▶ [EXERCISE DESCRIPTION]:
Where does the string "Сергеевна" appear? Copy every line of the entries below that holds it.

▶ [STORED ROWS]:

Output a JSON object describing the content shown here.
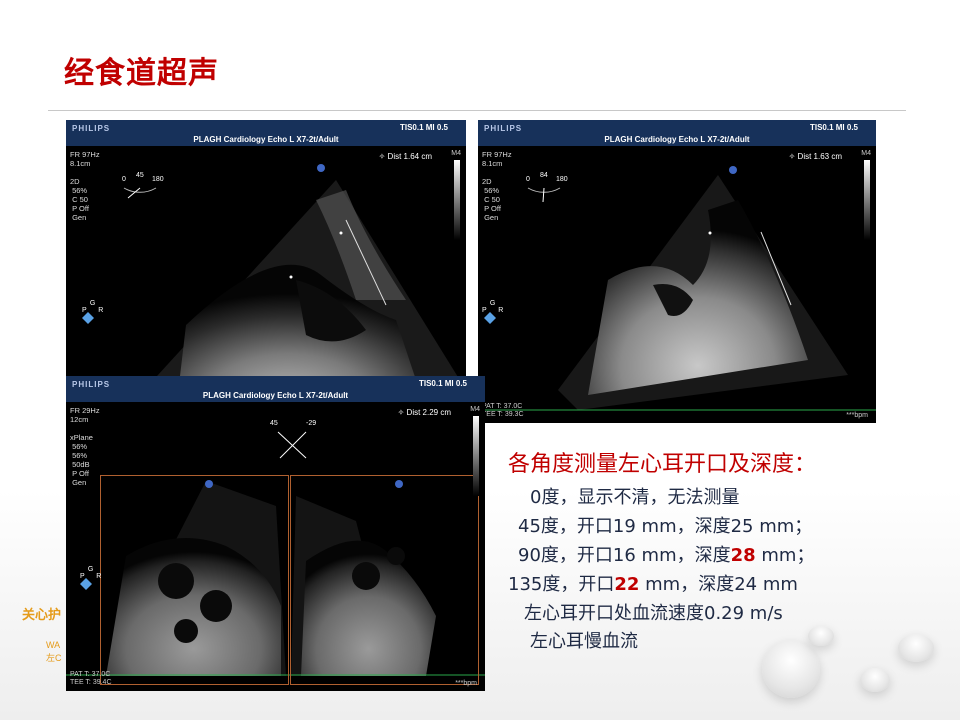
{
  "slide": {
    "title": "经食道超声"
  },
  "echo_panels": [
    {
      "brand": "PHILIPS",
      "tis_mi": "TIS0.1   MI 0.5",
      "center_label": "PLAGH Cardiology Echo L  X7-2t/Adult",
      "settings": "FR 97Hz\n8.1cm\n\n2D\n 56%\n C 50\n P Off\n Gen",
      "dist": "✧ Dist   1.64 cm",
      "m4": "M4",
      "angle": "45",
      "angle_max": "180",
      "angle_min": "0",
      "orient": "G\nP      R"
    },
    {
      "brand": "PHILIPS",
      "tis_mi": "TIS0.1   MI 0.5",
      "center_label": "PLAGH Cardiology Echo L  X7-2t/Adult",
      "settings": "FR 97Hz\n8.1cm\n\n2D\n 56%\n C 50\n P Off\n Gen",
      "dist": "✧ Dist   1.63 cm",
      "m4": "M4",
      "angle": "84",
      "angle_max": "180",
      "angle_min": "0",
      "orient": "G\nP      R",
      "pat_temp": "PAT T: 37.0C",
      "tee_temp": "TEE T: 39.3C",
      "bpm": "***bpm"
    },
    {
      "brand": "PHILIPS",
      "tis_mi": "TIS0.1   MI 0.5",
      "center_label": "PLAGH Cardiology Echo L  X7-2t/Adult",
      "settings": "FR 29Hz\n12cm\n\nxPlane\n 56%\n 56%\n 50dB\n P Off\n Gen",
      "dist": "✧ Dist   2.29 cm",
      "m4": "M4",
      "angle_left": "45",
      "angle_right": "-29",
      "orient": "G\nP      R",
      "pat_temp": "PAT T: 37.0C",
      "tee_temp": "TEE T: 39.4C",
      "bpm": "***bpm"
    }
  ],
  "background_text": {
    "line1": "关心护",
    "line2": "WA",
    "line3": "左C"
  },
  "notes": {
    "heading": "各角度测量左心耳开口及深度：",
    "line1": "0度，显示不清，无法测量",
    "line2": "45度，开口19 mm，深度25 mm；",
    "line3_pre": "90度，开口16 mm，深度",
    "line3_red": "28",
    "line3_post": " mm；",
    "line4_pre": "135度，开口",
    "line4_red": "22",
    "line4_post": " mm，深度24 mm",
    "line5": "左心耳开口处血流速度0.29 m/s",
    "line6": "左心耳慢血流"
  },
  "colors": {
    "title_red": "#c00000",
    "text_navy": "#1f2a44",
    "echo_header": "#17315a",
    "ecg_green": "#2aa84a"
  }
}
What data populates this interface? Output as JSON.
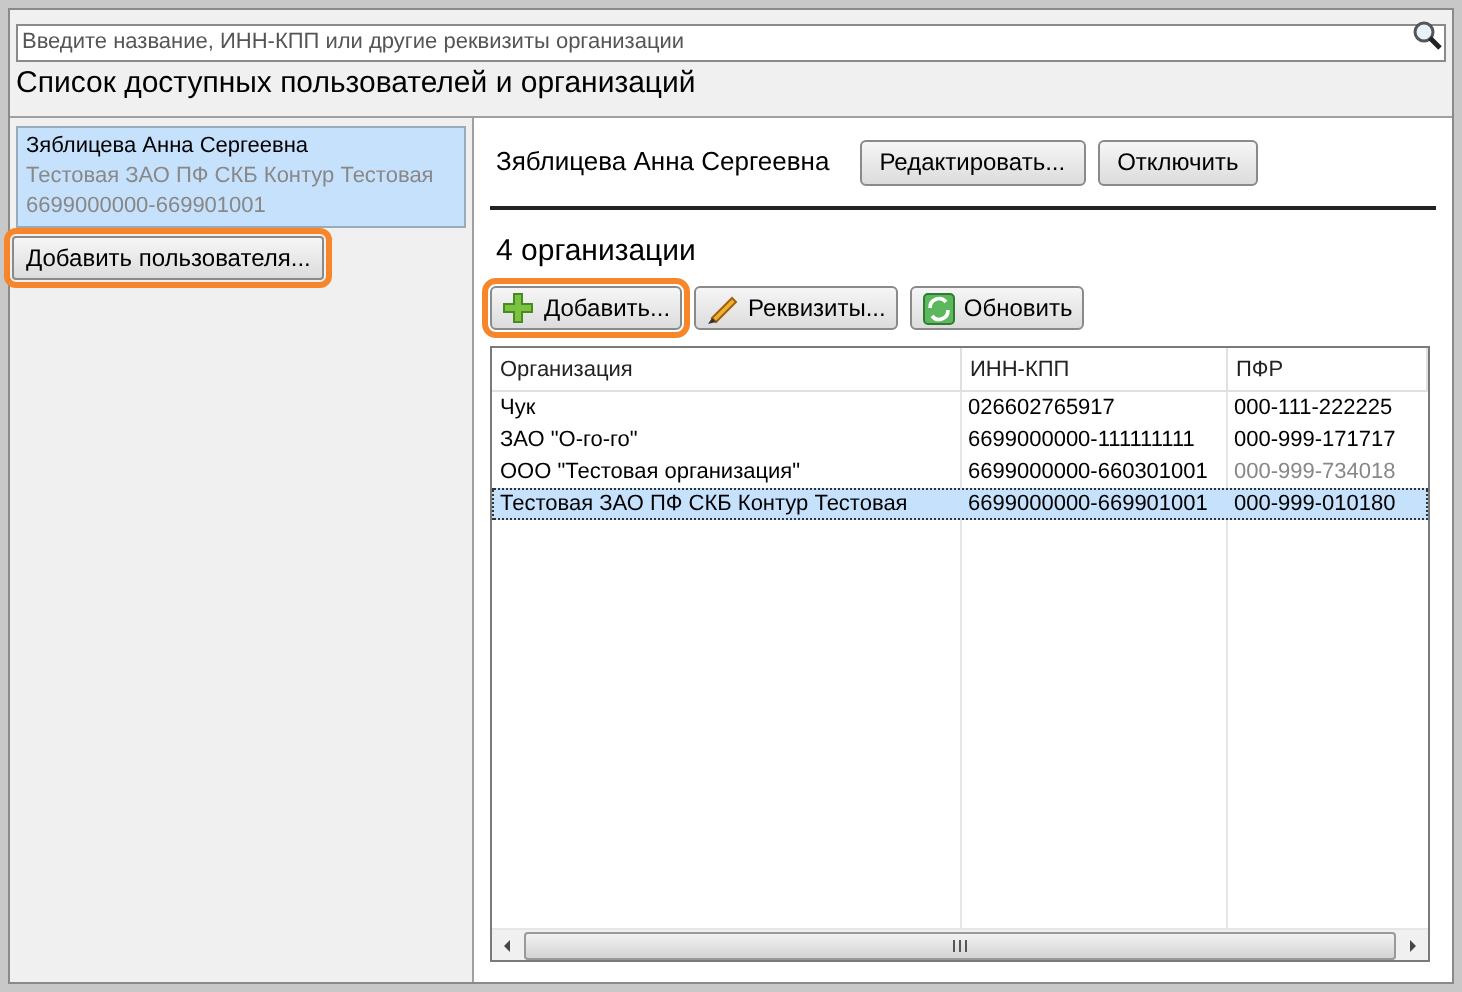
{
  "search": {
    "placeholder": "Введите название, ИНН-КПП или другие реквизиты организации"
  },
  "title": "Список доступных пользователей и организаций",
  "users": [
    {
      "name": "Зяблицева Анна Сергеевна",
      "organization": "Тестовая ЗАО ПФ СКБ Контур Тестовая",
      "inn_kpp": "6699000000-669901001",
      "selected": true
    }
  ],
  "add_user_button": {
    "label": "Добавить пользователя...",
    "highlighted": true
  },
  "user_header": {
    "name": "Зяблицева Анна Сергеевна",
    "buttons": [
      "Редактировать...",
      "Отключить"
    ]
  },
  "org_count": "4 организации",
  "toolbar": [
    {
      "kind": "add",
      "label": "Добавить...",
      "highlighted": true
    },
    {
      "kind": "edit",
      "label": "Реквизиты...",
      "highlighted": false
    },
    {
      "kind": "refresh",
      "label": "Обновить",
      "highlighted": false
    }
  ],
  "table": {
    "columns": [
      "Организация",
      "ИНН-КПП",
      "ПФР"
    ],
    "rows": [
      {
        "cells": [
          "Чук",
          "026602765917",
          "000-111-222225"
        ],
        "selected": false,
        "pfr_muted": false
      },
      {
        "cells": [
          "ЗАО \"О-го-го\"",
          "6699000000-111111111",
          "000-999-171717"
        ],
        "selected": false,
        "pfr_muted": false
      },
      {
        "cells": [
          "ООО \"Тестовая организация\"",
          "6699000000-660301001",
          "000-999-734018"
        ],
        "selected": false,
        "pfr_muted": true
      },
      {
        "cells": [
          "Тестовая ЗАО ПФ СКБ Контур Тестовая",
          "6699000000-669901001",
          "000-999-010180"
        ],
        "selected": true,
        "pfr_muted": false
      }
    ]
  }
}
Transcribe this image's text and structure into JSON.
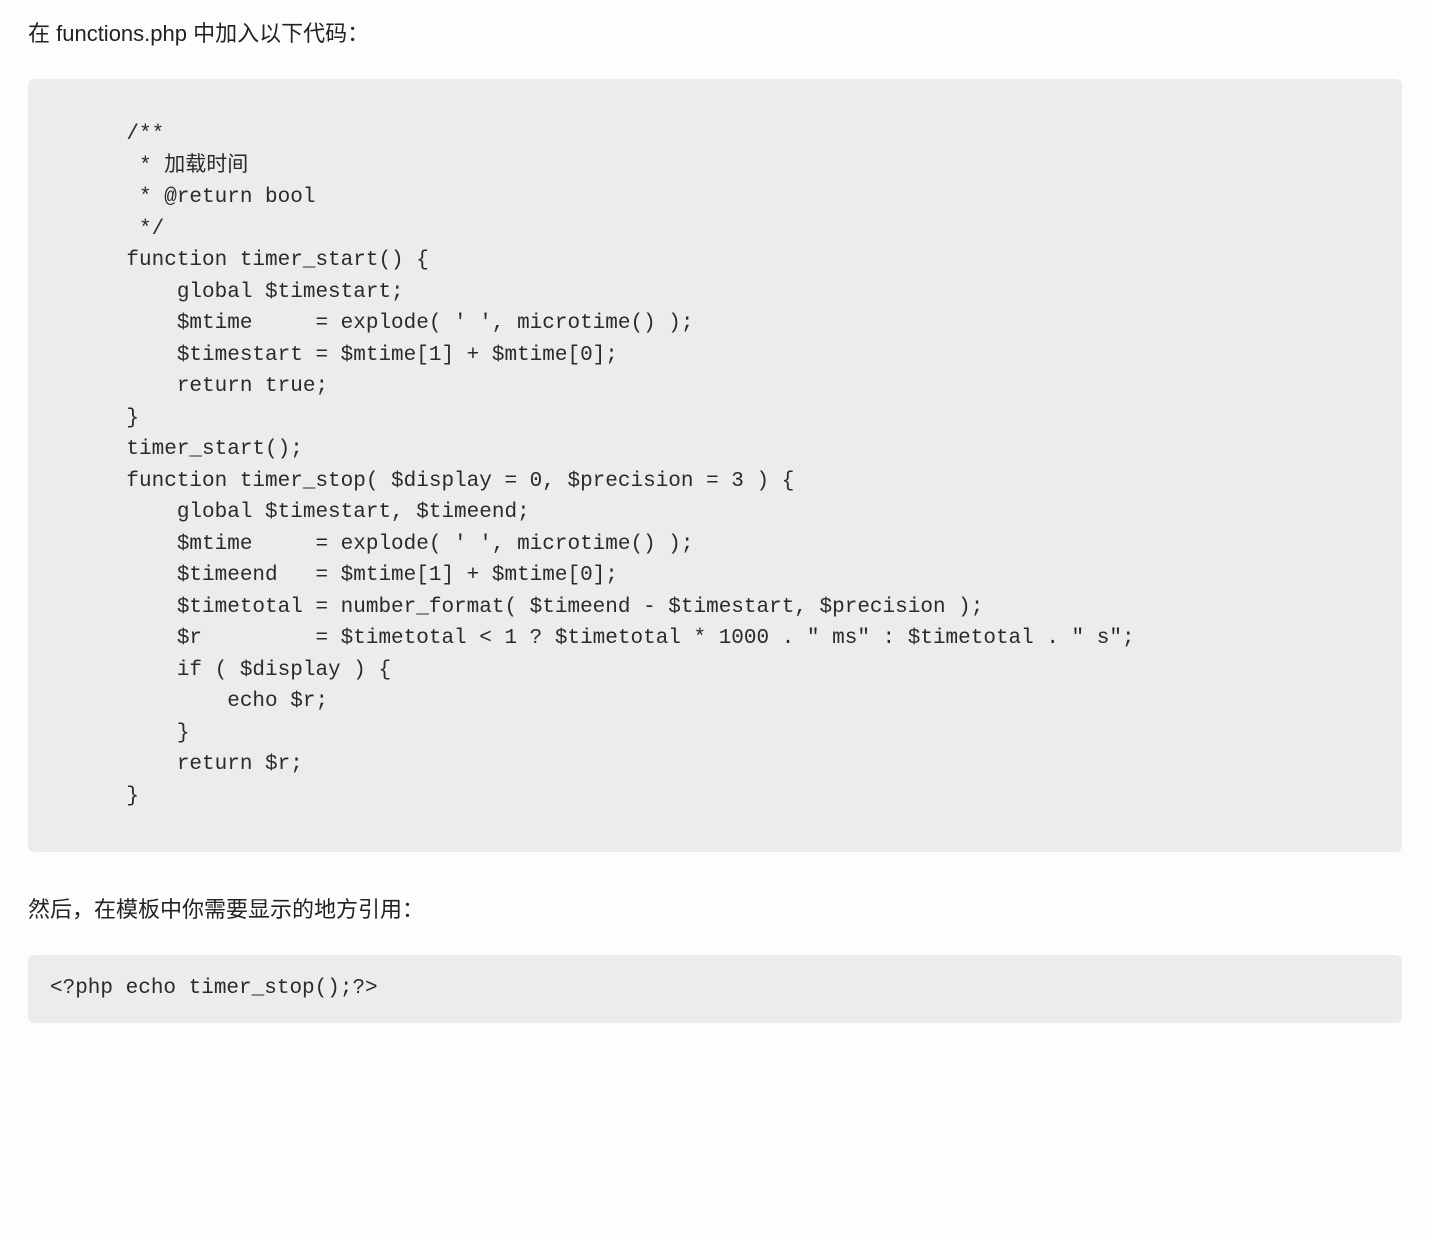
{
  "intro_text": "在 functions.php 中加入以下代码：",
  "code_block_1": "    /**\n     * 加载时间\n     * @return bool\n     */\n    function timer_start() {\n        global $timestart;\n        $mtime     = explode( ' ', microtime() );\n        $timestart = $mtime[1] + $mtime[0];\n        return true;\n    }\n    timer_start();\n    function timer_stop( $display = 0, $precision = 3 ) {\n        global $timestart, $timeend;\n        $mtime     = explode( ' ', microtime() );\n        $timeend   = $mtime[1] + $mtime[0];\n        $timetotal = number_format( $timeend - $timestart, $precision );\n        $r         = $timetotal < 1 ? $timetotal * 1000 . \" ms\" : $timetotal . \" s\";\n        if ( $display ) {\n            echo $r;\n        }\n        return $r;\n    }",
  "outro_text": "然后，在模板中你需要显示的地方引用：",
  "code_block_2": "<?php echo timer_stop();?>"
}
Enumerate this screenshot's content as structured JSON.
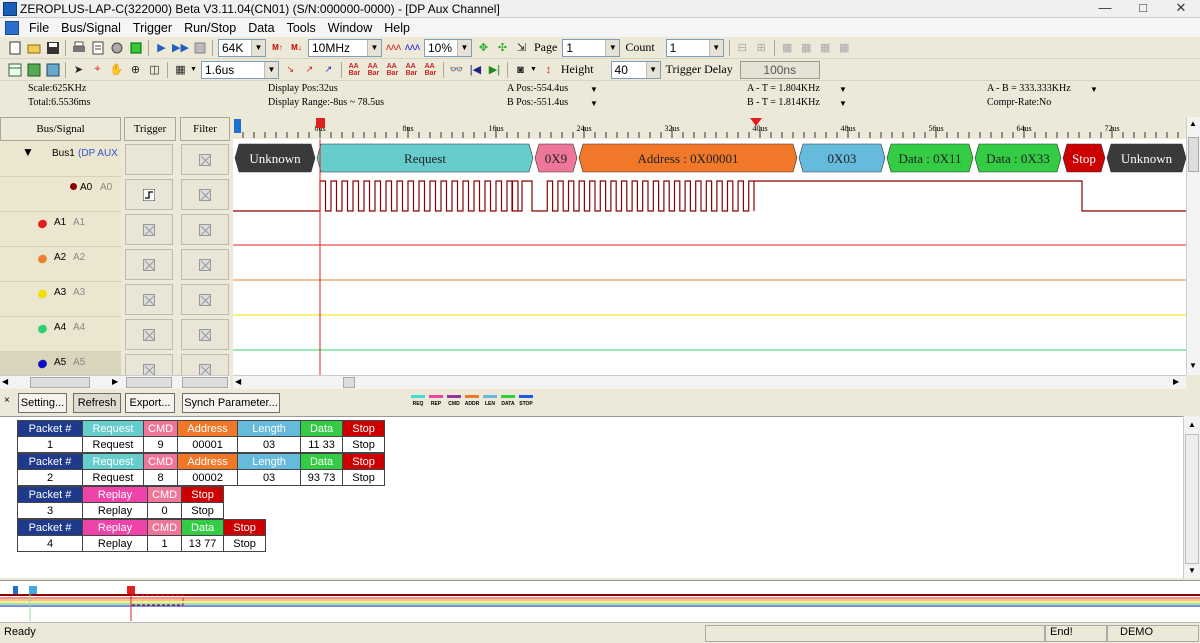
{
  "titlebar": {
    "title": "ZEROPLUS-LAP-C(322000) Beta V3.11.04(CN01) (S/N:000000-0000) - [DP Aux Channel]",
    "minimize": "—",
    "maximize": "□",
    "close": "✕"
  },
  "menu": [
    "File",
    "Bus/Signal",
    "Trigger",
    "Run/Stop",
    "Data",
    "Tools",
    "Window",
    "Help"
  ],
  "toolbar1": {
    "memory": "64K",
    "sample_rate": "10MHz",
    "zoom": "10%",
    "page_label": "Page",
    "page_value": "1",
    "count_label": "Count",
    "count_value": "1"
  },
  "toolbar2": {
    "resolution": "1.6us",
    "height_label": "Height",
    "height_value": "40",
    "trigger_delay_label": "Trigger Delay",
    "trigger_delay_value": "100ns"
  },
  "info": {
    "scale": "Scale:625KHz",
    "total": "Total:6.5536ms",
    "display_pos": "Display Pos:32us",
    "display_range": "Display Range:-8us ~ 78.5us",
    "a_pos": "A Pos:-554.4us",
    "b_pos": "B Pos:-551.4us",
    "a_t": "A - T = 1.804KHz",
    "b_t": "B - T = 1.814KHz",
    "a_b": "A - B = 333.333KHz",
    "compr": "Compr-Rate:No"
  },
  "signal_panel": {
    "col_bus_signal": "Bus/Signal",
    "col_trigger": "Trigger",
    "col_filter": "Filter",
    "bus_name": "Bus1",
    "bus_label": "(DP AUX C",
    "channels": [
      {
        "name": "A0",
        "alias": "A0",
        "color": "#8b0000"
      },
      {
        "name": "A1",
        "alias": "A1",
        "color": "#e02020"
      },
      {
        "name": "A2",
        "alias": "A2",
        "color": "#f08030"
      },
      {
        "name": "A3",
        "alias": "A3",
        "color": "#f0e000"
      },
      {
        "name": "A4",
        "alias": "A4",
        "color": "#30d070"
      },
      {
        "name": "A5",
        "alias": "A5",
        "color": "#1010c0"
      }
    ]
  },
  "ruler_ticks": [
    "0us",
    "8us",
    "16us",
    "24us",
    "32us",
    "40us",
    "48us",
    "56us",
    "64us",
    "72us"
  ],
  "bus_segments": [
    {
      "label": "Unknown",
      "color": "#3a3a3a",
      "text": "#ffffff"
    },
    {
      "label": "Request",
      "color": "#66cccc",
      "text": "#222222"
    },
    {
      "label": "0X9",
      "color": "#ee7799",
      "text": "#222222"
    },
    {
      "label": "Address : 0X00001",
      "color": "#f07828",
      "text": "#222222"
    },
    {
      "label": "0X03",
      "color": "#66bbdd",
      "text": "#222222"
    },
    {
      "label": "Data : 0X11",
      "color": "#33cc44",
      "text": "#222222"
    },
    {
      "label": "Data : 0X33",
      "color": "#33cc44",
      "text": "#222222"
    },
    {
      "label": "Stop",
      "color": "#cc0000",
      "text": "#ffffff"
    },
    {
      "label": "Unknown",
      "color": "#3a3a3a",
      "text": "#ffffff"
    }
  ],
  "proto_buttons": [
    "Setting...",
    "Refresh",
    "Export...",
    "Synch Parameter..."
  ],
  "legend": [
    {
      "label": "REQ",
      "color": "#44dddd"
    },
    {
      "label": "REP",
      "color": "#ee44aa"
    },
    {
      "label": "CMD",
      "color": "#993399"
    },
    {
      "label": "ADDR",
      "color": "#f07828"
    },
    {
      "label": "LEN",
      "color": "#66bbdd"
    },
    {
      "label": "DATA",
      "color": "#33cc44"
    },
    {
      "label": "STOP",
      "color": "#2255ee"
    }
  ],
  "packets": [
    {
      "num": "1",
      "headers": [
        "Packet #",
        "Request",
        "CMD",
        "Address",
        "Length",
        "Data",
        "Stop"
      ],
      "values": [
        "1",
        "Request",
        "9",
        "00001",
        "03",
        "11   33",
        "Stop"
      ]
    },
    {
      "num": "2",
      "headers": [
        "Packet #",
        "Request",
        "CMD",
        "Address",
        "Length",
        "Data",
        "Stop"
      ],
      "values": [
        "2",
        "Request",
        "8",
        "00002",
        "03",
        "93   73",
        "Stop"
      ]
    },
    {
      "num": "3",
      "headers": [
        "Packet #",
        "Replay",
        "CMD",
        "Stop"
      ],
      "values": [
        "3",
        "Replay",
        "0",
        "Stop"
      ]
    },
    {
      "num": "4",
      "headers": [
        "Packet #",
        "Replay",
        "CMD",
        "Data",
        "Stop"
      ],
      "values": [
        "4",
        "Replay",
        "1",
        "13   77",
        "Stop"
      ]
    }
  ],
  "status": {
    "left": "Ready",
    "end": "End!",
    "mode": "DEMO"
  }
}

▶ [FULL ANSWER]:
      "name": "Зяблицева Анна Сергеевна",
    "name": "Зяблицева Анна Сергеевна",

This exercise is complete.